begin Material provided
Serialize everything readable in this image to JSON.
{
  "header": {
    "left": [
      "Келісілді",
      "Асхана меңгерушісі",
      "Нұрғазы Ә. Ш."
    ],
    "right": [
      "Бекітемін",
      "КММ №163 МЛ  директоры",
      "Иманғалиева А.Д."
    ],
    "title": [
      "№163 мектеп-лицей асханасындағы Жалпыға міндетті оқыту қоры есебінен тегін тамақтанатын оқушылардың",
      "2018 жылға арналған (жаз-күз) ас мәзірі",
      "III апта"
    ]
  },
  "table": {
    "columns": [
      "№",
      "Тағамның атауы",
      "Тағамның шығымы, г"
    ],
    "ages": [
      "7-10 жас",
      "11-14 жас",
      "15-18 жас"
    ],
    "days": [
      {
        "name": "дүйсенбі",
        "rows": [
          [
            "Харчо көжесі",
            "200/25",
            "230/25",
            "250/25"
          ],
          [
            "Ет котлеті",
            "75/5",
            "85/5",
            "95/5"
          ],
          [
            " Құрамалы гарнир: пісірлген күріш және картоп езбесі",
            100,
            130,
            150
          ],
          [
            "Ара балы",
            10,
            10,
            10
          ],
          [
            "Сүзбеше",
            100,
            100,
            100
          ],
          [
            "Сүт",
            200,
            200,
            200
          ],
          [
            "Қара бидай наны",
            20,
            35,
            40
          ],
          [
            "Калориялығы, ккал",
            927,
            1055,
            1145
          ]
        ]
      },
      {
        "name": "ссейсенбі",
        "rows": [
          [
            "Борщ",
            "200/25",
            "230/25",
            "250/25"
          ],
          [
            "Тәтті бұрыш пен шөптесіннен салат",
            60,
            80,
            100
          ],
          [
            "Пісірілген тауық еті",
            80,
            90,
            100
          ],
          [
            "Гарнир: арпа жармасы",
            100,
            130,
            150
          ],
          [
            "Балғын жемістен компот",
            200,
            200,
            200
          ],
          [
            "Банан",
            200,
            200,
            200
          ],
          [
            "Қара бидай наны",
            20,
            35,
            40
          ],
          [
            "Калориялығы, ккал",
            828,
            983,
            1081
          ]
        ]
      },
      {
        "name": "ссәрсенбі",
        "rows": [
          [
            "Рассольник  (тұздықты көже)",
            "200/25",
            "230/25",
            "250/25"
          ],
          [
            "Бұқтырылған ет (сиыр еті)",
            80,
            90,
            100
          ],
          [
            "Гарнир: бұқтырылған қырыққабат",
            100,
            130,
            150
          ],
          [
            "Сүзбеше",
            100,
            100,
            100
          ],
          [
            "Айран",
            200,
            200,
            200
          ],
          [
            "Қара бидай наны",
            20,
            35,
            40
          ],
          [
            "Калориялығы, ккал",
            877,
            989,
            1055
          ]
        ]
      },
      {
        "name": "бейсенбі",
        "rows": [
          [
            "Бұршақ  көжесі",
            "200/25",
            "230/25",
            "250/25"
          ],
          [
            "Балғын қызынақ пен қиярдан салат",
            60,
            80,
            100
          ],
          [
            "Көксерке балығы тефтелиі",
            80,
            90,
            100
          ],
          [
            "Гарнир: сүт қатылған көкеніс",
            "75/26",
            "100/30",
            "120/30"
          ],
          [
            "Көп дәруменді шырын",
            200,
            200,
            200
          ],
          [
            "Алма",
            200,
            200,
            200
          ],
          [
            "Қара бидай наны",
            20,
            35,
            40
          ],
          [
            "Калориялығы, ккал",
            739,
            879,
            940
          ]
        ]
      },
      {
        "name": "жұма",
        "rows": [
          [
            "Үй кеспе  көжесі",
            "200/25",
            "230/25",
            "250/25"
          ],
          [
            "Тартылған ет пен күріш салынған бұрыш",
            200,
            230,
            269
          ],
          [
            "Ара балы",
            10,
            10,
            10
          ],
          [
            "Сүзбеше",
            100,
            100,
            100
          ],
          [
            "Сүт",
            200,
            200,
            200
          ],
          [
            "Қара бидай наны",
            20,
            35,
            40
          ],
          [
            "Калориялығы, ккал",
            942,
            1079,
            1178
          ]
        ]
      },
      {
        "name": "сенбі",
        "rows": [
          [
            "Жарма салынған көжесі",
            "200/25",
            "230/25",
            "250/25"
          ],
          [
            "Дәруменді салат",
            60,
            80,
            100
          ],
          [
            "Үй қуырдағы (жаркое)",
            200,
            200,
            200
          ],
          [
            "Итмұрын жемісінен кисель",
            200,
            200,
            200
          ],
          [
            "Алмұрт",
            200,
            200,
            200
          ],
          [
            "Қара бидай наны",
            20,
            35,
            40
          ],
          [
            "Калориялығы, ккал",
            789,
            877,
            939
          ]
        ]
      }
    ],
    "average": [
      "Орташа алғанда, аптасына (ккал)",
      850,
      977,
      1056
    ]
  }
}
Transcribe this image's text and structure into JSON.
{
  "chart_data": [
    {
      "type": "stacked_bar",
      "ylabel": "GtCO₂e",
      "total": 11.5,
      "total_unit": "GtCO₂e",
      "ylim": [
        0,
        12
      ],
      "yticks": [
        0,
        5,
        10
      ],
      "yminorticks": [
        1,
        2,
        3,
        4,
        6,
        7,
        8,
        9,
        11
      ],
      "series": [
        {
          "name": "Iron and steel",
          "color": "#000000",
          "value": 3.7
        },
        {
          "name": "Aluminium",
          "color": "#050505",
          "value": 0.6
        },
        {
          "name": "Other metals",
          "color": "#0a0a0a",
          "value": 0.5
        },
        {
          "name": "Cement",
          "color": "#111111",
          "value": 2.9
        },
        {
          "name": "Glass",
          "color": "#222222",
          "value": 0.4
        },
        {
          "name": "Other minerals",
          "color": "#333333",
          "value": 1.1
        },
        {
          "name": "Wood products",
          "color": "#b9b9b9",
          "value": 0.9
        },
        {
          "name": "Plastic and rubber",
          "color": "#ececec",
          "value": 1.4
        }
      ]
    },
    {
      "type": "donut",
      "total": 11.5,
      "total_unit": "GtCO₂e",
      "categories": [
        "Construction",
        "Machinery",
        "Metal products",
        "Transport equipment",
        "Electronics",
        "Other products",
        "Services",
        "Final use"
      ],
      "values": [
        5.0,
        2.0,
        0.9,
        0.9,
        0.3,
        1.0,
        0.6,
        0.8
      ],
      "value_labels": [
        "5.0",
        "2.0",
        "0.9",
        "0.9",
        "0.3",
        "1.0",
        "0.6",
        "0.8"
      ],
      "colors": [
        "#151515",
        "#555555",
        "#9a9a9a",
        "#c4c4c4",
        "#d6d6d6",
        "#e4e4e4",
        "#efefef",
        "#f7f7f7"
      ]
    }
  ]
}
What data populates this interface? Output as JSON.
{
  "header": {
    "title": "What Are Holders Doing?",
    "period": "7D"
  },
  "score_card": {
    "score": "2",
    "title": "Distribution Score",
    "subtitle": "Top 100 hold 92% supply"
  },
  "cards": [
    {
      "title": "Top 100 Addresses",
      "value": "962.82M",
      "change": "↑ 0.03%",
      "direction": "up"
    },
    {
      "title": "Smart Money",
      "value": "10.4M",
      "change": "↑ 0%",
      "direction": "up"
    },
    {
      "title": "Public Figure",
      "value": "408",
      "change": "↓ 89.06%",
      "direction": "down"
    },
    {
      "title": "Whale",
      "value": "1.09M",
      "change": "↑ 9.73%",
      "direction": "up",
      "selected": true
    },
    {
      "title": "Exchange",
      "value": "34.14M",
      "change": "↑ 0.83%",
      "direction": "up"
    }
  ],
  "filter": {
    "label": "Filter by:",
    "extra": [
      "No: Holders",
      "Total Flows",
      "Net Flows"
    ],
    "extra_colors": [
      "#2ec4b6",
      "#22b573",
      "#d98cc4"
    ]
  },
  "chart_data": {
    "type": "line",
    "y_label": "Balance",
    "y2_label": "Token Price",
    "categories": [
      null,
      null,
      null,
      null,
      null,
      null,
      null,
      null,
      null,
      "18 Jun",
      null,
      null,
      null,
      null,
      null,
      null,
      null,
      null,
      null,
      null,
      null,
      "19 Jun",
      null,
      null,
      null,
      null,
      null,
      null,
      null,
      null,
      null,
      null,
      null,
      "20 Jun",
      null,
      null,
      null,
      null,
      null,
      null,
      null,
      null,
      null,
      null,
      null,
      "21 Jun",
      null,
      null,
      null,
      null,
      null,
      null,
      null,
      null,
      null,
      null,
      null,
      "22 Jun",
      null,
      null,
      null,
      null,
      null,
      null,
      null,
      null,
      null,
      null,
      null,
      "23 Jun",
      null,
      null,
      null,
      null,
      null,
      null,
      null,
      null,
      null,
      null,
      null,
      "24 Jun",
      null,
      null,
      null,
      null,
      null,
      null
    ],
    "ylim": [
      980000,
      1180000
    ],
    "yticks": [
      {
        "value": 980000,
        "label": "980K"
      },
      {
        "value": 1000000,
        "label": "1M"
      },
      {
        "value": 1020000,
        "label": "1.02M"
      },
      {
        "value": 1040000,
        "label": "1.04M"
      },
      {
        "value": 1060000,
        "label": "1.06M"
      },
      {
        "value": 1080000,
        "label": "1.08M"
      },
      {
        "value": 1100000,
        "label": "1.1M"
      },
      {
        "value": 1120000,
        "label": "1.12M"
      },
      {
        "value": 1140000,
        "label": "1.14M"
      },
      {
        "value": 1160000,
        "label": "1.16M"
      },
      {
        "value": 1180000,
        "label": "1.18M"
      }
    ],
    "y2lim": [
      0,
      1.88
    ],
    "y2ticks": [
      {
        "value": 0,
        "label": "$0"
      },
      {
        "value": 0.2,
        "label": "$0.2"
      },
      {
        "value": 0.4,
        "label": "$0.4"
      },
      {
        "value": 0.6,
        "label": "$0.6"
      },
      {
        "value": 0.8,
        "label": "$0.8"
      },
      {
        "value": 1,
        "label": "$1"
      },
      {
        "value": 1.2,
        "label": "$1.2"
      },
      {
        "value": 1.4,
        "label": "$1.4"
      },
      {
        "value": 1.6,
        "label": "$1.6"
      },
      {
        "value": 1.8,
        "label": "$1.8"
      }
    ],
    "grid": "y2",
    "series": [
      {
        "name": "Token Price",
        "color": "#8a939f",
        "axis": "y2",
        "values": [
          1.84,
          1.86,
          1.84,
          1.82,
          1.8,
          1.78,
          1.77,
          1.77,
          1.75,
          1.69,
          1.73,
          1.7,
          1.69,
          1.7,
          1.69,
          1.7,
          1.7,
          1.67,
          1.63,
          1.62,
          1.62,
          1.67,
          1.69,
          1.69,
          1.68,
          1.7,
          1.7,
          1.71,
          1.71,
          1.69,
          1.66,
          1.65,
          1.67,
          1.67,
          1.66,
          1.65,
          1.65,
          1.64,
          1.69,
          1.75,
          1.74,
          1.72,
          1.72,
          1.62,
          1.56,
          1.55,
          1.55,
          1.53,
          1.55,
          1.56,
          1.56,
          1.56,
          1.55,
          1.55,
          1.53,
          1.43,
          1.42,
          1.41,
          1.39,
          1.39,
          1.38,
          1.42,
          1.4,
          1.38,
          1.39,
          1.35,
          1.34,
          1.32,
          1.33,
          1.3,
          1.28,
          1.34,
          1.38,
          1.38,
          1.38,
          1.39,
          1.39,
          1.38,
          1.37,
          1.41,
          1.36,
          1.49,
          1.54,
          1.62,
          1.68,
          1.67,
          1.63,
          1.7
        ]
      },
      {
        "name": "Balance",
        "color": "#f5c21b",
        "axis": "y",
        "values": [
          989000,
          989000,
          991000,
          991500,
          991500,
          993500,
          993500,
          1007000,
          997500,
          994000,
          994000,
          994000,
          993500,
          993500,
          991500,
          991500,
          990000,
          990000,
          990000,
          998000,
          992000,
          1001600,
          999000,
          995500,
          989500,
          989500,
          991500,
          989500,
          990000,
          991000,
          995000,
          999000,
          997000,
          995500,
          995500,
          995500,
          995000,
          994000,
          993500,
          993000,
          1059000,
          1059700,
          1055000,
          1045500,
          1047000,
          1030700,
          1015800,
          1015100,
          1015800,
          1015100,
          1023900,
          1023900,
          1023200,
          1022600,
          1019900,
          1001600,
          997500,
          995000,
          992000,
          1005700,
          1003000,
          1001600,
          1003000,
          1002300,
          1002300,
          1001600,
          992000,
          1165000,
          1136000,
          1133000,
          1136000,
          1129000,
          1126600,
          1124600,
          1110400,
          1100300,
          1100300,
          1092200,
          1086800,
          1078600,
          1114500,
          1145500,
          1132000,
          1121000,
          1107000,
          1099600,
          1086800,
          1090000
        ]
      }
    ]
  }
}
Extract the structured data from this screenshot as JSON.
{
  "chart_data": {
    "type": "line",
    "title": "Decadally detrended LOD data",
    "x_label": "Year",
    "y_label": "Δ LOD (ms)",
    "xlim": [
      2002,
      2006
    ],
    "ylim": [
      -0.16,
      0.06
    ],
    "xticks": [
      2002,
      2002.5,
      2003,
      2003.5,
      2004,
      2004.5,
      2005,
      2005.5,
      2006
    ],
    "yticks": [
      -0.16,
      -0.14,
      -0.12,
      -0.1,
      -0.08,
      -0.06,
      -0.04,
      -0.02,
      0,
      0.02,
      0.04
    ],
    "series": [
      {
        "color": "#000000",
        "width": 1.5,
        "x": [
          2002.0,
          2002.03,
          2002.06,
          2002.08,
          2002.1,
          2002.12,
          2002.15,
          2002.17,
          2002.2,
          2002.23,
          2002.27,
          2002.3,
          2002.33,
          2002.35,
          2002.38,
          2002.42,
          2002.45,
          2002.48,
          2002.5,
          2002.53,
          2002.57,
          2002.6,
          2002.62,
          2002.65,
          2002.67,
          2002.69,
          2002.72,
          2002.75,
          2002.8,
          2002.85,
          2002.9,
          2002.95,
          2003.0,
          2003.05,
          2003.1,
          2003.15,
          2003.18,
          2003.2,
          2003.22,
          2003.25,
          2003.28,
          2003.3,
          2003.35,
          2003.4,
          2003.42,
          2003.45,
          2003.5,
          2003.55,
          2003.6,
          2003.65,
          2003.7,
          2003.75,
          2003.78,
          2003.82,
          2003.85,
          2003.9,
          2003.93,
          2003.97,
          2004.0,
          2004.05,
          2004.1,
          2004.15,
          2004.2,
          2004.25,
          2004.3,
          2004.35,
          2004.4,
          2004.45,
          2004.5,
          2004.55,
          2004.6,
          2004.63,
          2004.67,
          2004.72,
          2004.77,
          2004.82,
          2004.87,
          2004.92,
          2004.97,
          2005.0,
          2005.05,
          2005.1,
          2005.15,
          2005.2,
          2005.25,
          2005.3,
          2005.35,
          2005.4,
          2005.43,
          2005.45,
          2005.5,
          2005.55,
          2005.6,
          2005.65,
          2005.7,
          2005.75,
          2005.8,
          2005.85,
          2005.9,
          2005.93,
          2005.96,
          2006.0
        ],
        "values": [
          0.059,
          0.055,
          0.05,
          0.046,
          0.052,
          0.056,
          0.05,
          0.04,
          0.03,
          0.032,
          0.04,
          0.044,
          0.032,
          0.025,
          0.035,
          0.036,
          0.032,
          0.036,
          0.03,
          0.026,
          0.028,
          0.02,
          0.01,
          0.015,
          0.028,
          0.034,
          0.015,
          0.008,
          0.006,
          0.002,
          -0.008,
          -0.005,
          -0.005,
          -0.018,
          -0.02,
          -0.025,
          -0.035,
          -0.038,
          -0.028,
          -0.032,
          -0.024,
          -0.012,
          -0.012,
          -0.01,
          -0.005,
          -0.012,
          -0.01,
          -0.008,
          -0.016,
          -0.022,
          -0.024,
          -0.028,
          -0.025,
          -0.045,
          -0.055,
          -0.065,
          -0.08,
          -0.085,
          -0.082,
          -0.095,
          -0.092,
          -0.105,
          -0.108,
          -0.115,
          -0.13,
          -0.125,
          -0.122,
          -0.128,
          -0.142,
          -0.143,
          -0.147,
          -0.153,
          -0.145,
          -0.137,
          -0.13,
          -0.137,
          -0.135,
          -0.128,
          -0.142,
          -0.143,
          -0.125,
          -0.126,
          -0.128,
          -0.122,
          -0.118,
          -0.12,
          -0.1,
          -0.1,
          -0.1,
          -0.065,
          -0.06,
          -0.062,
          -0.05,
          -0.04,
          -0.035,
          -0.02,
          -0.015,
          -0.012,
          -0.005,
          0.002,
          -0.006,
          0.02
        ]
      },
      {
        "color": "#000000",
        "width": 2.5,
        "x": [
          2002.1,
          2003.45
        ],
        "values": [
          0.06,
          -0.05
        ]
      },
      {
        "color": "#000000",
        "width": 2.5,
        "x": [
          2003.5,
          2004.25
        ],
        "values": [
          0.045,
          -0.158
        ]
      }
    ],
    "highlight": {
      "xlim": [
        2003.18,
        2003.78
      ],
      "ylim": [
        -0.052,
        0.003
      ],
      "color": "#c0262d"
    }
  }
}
end Material provided
# Task goal
Pull out and copy each line containing the string "type".

# Solved problem
      "type": "stacked_bar",
      "type": "donut",
    "type": "line",
    "type": "line",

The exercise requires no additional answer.